======== Extracted data
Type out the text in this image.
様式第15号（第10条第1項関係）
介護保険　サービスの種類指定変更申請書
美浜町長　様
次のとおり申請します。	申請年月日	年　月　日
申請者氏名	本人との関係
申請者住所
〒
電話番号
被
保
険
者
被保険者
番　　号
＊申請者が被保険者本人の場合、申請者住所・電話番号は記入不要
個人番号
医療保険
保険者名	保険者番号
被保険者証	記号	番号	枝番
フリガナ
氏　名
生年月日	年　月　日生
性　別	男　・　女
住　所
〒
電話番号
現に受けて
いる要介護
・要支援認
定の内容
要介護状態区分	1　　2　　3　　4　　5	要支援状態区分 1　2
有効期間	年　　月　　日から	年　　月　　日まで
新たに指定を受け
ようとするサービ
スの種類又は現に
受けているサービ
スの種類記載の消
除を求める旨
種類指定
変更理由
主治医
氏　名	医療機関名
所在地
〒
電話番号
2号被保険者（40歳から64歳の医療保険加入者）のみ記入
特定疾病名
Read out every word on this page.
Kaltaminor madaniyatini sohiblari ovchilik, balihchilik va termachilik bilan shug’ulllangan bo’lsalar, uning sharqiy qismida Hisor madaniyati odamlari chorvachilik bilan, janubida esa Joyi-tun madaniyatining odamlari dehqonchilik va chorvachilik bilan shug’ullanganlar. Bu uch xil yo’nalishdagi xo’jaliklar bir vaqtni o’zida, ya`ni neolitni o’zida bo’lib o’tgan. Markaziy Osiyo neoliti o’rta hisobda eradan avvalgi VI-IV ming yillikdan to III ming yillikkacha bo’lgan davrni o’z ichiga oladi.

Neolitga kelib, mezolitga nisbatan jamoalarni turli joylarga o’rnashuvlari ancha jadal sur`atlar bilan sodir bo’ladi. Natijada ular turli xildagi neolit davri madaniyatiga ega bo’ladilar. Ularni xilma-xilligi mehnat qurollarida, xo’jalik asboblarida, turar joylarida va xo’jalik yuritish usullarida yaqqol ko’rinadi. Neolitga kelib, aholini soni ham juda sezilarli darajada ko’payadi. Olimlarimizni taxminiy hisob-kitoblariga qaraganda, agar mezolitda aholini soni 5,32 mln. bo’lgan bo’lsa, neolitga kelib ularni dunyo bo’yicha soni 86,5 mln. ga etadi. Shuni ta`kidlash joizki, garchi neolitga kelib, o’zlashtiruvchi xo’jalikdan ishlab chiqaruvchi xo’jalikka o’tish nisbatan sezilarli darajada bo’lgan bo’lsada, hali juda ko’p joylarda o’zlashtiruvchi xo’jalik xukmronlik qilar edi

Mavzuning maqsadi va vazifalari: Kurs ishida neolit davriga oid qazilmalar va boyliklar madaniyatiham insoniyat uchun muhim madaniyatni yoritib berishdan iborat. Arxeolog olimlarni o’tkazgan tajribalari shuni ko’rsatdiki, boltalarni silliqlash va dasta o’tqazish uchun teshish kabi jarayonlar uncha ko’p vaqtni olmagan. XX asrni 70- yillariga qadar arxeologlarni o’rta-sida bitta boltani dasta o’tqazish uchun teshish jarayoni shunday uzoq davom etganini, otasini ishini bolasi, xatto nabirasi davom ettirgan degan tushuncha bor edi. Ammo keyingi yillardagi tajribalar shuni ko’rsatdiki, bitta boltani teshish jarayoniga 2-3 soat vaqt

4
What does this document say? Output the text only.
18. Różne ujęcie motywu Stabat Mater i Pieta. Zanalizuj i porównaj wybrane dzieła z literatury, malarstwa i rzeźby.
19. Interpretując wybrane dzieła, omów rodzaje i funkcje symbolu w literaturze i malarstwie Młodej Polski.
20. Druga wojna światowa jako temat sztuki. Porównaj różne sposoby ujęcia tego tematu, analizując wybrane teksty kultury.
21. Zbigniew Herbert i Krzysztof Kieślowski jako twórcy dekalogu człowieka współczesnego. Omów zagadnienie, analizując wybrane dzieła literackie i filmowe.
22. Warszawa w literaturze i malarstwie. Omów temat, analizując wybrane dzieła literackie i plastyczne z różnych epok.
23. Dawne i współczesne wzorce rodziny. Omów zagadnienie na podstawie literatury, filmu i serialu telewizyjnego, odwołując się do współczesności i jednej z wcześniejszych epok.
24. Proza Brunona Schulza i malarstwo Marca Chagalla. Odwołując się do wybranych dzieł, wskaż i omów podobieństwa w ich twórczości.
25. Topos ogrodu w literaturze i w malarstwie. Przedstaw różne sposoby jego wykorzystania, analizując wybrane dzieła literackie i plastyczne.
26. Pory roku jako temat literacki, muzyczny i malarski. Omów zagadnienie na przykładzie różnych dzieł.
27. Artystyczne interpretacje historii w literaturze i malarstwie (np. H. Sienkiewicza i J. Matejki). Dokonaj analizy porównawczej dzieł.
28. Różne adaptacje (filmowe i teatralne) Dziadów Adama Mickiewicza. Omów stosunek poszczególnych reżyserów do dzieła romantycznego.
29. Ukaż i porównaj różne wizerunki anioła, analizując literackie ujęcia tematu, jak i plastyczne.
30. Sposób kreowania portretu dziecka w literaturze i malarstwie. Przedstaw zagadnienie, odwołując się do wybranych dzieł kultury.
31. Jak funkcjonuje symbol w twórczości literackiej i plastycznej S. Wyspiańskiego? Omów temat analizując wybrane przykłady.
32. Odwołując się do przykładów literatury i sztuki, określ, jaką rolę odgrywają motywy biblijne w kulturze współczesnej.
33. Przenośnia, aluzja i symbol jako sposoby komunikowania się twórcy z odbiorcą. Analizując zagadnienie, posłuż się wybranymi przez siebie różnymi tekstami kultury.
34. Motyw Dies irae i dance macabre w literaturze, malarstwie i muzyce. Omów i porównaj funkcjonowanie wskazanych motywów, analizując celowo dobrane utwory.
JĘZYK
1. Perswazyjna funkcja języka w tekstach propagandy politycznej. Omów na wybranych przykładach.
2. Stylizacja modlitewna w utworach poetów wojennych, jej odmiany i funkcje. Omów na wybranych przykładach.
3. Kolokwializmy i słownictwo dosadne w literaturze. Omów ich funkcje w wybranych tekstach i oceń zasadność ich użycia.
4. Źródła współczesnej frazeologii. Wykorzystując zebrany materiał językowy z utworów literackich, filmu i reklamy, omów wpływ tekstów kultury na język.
================
Output every record above exactly as it appears.

Type out the text in this image.
様式第15号（第10条第1項関係）
介護保険　サービスの種類指定変更申請書
美浜町長　様
次のとおり申請します。	申請年月日	年　月　日
申請者氏名	本人との関係
申請者住所
〒
電話番号
被
保
険
者
被保険者
番　　号
＊申請者が被保険者本人の場合、申請者住所・電話番号は記入不要
個人番号
医療保険
保険者名	保険者番号
被保険者証	記号	番号	枝番
フリガナ
氏　名
生年月日	年　月　日生
性　別	男　・　女
住　所
〒
電話番号
現に受けて
いる要介護
・要支援認
定の内容
要介護状態区分	1　　2　　3　　4　　5	要支援状態区分 1　2
有効期間	年　　月　　日から	年　　月　　日まで
新たに指定を受け
ようとするサービ
スの種類又は現に
受けているサービ
スの種類記載の消
除を求める旨
種類指定
変更理由
主治医
氏　名	医療機関名
所在地
〒
電話番号
2号被保険者（40歳から64歳の医療保険加入者）のみ記入
特定疾病名
Read out every word on this page.
Kaltaminor madaniyatini sohiblari ovchilik, balihchilik va termachilik bilan shug’ulllangan bo’lsalar, uning sharqiy qismida Hisor madaniyati odamlari chorvachilik bilan, janubida esa Joyi-tun madaniyatining odamlari dehqonchilik va chorvachilik bilan shug’ullanganlar. Bu uch xil yo’nalishdagi xo’jaliklar bir vaqtni o’zida, ya`ni neolitni o’zida bo’lib o’tgan. Markaziy Osiyo neoliti o’rta hisobda eradan avvalgi VI-IV ming yillikdan to III ming yillikkacha bo’lgan davrni o’z ichiga oladi.

Neolitga kelib, mezolitga nisbatan jamoalarni turli joylarga o’rnashuvlari ancha jadal sur`atlar bilan sodir bo’ladi. Natijada ular turli xildagi neolit davri madaniyatiga ega bo’ladilar. Ularni xilma-xilligi mehnat qurollarida, xo’jalik asboblarida, turar joylarida va xo’jalik yuritish usullarida yaqqol ko’rinadi. Neolitga kelib, aholini soni ham juda sezilarli darajada ko’payadi. Olimlarimizni taxminiy hisob-kitoblariga qaraganda, agar mezolitda aholini soni 5,32 mln. bo’lgan bo’lsa, neolitga kelib ularni dunyo bo’yicha soni 86,5 mln. ga etadi. Shuni ta`kidlash joizki, garchi neolitga kelib, o’zlashtiruvchi xo’jalikdan ishlab chiqaruvchi xo’jalikka o’tish nisbatan sezilarli darajada bo’lgan bo’lsada, hali juda ko’p joylarda o’zlashtiruvchi xo’jalik xukmronlik qilar edi

Mavzuning maqsadi va vazifalari: Kurs ishida neolit davriga oid qazilmalar va boyliklar madaniyatiham insoniyat uchun muhim madaniyatni yoritib berishdan iborat. Arxeolog olimlarni o’tkazgan tajribalari shuni ko’rsatdiki, boltalarni silliqlash va dasta o’tqazish uchun teshish kabi jarayonlar uncha ko’p vaqtni olmagan. XX asrni 70- yillariga qadar arxeologlarni o’rta-sida bitta boltani dasta o’tqazish uchun teshish jarayoni shunday uzoq davom etganini, otasini ishini bolasi, xatto nabirasi davom ettirgan degan tushuncha bor edi. Ammo keyingi yillardagi tajribalar shuni ko’rsatdiki, bitta boltani teshish jarayoniga 2-3 soat vaqt

4
What does this document say? Output the text only.
18. Różne ujęcie motywu Stabat Mater i Pieta. Zanalizuj i porównaj wybrane dzieła z literatury, malarstwa i rzeźby.
19. Interpretując wybrane dzieła, omów rodzaje i funkcje symbolu w literaturze i malarstwie Młodej Polski.
20. Druga wojna światowa jako temat sztuki. Porównaj różne sposoby ujęcia tego tematu, analizując wybrane teksty kultury.
21. Zbigniew Herbert i Krzysztof Kieślowski jako twórcy dekalogu człowieka współczesnego. Omów zagadnienie, analizując wybrane dzieła literackie i filmowe.
22. Warszawa w literaturze i malarstwie. Omów temat, analizując wybrane dzieła literackie i plastyczne z różnych epok.
23. Dawne i współczesne wzorce rodziny. Omów zagadnienie na podstawie literatury, filmu i serialu telewizyjnego, odwołując się do współczesności i jednej z wcześniejszych epok.
24. Proza Brunona Schulza i malarstwo Marca Chagalla. Odwołując się do wybranych dzieł, wskaż i omów podobieństwa w ich twórczości.
25. Topos ogrodu w literaturze i w malarstwie. Przedstaw różne sposoby jego wykorzystania, analizując wybrane dzieła literackie i plastyczne.
26. Pory roku jako temat literacki, muzyczny i malarski. Omów zagadnienie na przykładzie różnych dzieł.
27. Artystyczne interpretacje historii w literaturze i malarstwie (np. H. Sienkiewicza i J. Matejki). Dokonaj analizy porównawczej dzieł.
28. Różne adaptacje (filmowe i teatralne) Dziadów Adama Mickiewicza. Omów stosunek poszczególnych reżyserów do dzieła romantycznego.
29. Ukaż i porównaj różne wizerunki anioła, analizując literackie ujęcia tematu, jak i plastyczne.
30. Sposób kreowania portretu dziecka w literaturze i malarstwie. Przedstaw zagadnienie, odwołując się do wybranych dzieł kultury.
31. Jak funkcjonuje symbol w twórczości literackiej i plastycznej S. Wyspiańskiego? Omów temat analizując wybrane przykłady.
32. Odwołując się do przykładów literatury i sztuki, określ, jaką rolę odgrywają motywy biblijne w kulturze współczesnej.
33. Przenośnia, aluzja i symbol jako sposoby komunikowania się twórcy z odbiorcą. Analizując zagadnienie, posłuż się wybranymi przez siebie różnymi tekstami kultury.
34. Motyw Dies irae i dance macabre w literaturze, malarstwie i muzyce. Omów i porównaj funkcjonowanie wskazanych motywów, analizując celowo dobrane utwory.
JĘZYK
1. Perswazyjna funkcja języka w tekstach propagandy politycznej. Omów na wybranych przykładach.
2. Stylizacja modlitewna w utworach poetów wojennych, jej odmiany i funkcje. Omów na wybranych przykładach.
3. Kolokwializmy i słownictwo dosadne w literaturze. Omów ich funkcje w wybranych tekstach i oceń zasadność ich użycia.
4. Źródła współczesnej frazeologii. Wykorzystując zebrany materiał językowy z utworów literackich, filmu i reklamy, omów wpływ tekstów kultury na język.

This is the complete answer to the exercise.